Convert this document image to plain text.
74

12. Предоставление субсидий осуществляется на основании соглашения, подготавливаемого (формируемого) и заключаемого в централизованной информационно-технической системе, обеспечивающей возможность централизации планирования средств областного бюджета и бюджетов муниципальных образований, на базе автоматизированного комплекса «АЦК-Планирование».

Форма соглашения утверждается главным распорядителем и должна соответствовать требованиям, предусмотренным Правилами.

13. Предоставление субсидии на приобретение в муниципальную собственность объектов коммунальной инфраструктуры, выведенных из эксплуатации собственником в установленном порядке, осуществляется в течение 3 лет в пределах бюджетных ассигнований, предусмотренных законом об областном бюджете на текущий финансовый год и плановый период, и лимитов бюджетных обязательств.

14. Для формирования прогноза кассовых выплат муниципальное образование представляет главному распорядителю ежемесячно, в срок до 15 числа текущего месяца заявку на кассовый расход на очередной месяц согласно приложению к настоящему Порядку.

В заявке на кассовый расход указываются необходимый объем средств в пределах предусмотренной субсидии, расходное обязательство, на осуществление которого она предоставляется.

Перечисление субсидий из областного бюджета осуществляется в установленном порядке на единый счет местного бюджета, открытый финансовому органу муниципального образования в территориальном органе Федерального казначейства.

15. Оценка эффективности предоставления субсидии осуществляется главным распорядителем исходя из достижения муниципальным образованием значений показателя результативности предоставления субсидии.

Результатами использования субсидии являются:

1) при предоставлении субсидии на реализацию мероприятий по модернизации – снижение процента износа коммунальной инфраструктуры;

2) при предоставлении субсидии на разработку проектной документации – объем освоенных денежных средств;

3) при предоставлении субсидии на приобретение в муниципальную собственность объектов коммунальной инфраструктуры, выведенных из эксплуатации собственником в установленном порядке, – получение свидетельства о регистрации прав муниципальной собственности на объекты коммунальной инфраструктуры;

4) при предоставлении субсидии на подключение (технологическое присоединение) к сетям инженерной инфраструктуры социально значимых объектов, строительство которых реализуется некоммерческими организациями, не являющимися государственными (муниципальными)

---*---

• _Exercise requirements_
Copy every line of the entries above in which "объем" occurs.

• _The output_
В заявке на кассовый расход указываются необходимый объем средств в пределах предусмотренной субсидии, расходное обязательство, на осуществление которого она предоставляется.
2) при предоставлении субсидии на разработку проектной документации – объем освоенных денежных средств;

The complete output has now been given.